__Required task__.
Among the entries, which lines carry the string "Irrigar"? Copy each of them.

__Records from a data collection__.
----------------------------------------

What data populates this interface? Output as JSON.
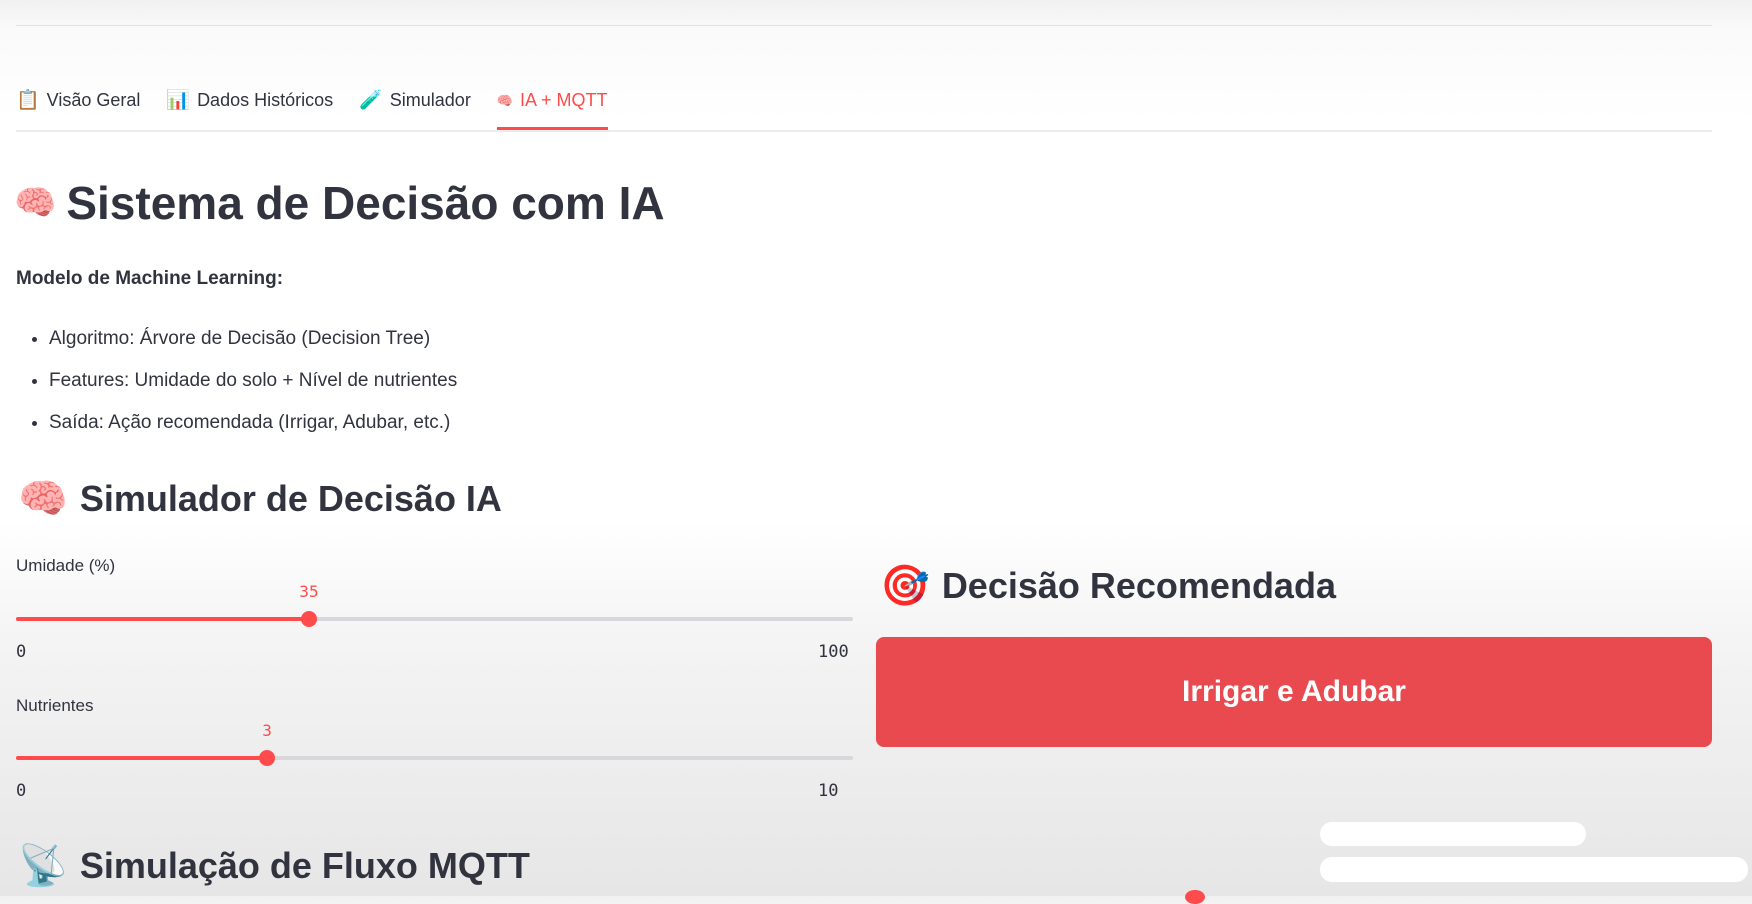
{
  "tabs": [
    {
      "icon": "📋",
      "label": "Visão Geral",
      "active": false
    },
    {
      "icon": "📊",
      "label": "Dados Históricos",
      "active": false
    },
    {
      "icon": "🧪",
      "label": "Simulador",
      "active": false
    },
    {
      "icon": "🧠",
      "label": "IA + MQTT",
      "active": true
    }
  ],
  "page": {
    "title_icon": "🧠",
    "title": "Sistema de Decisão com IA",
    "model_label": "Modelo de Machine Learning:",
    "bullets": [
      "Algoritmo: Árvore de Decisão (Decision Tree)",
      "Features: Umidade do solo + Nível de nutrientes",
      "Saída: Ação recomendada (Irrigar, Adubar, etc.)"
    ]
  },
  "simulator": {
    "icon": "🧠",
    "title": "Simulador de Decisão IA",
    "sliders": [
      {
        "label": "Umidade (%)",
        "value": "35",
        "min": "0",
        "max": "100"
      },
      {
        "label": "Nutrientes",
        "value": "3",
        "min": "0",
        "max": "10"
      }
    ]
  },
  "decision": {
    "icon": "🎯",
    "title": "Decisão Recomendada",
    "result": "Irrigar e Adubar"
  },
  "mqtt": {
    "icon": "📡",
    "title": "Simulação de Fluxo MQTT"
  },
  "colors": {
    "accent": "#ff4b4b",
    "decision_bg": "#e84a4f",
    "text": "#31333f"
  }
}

----------------------------------------

__Exercise result__.
      "Saída: Ação recomendada (Irrigar, Adubar, etc.)"
    "result": "Irrigar e Adubar"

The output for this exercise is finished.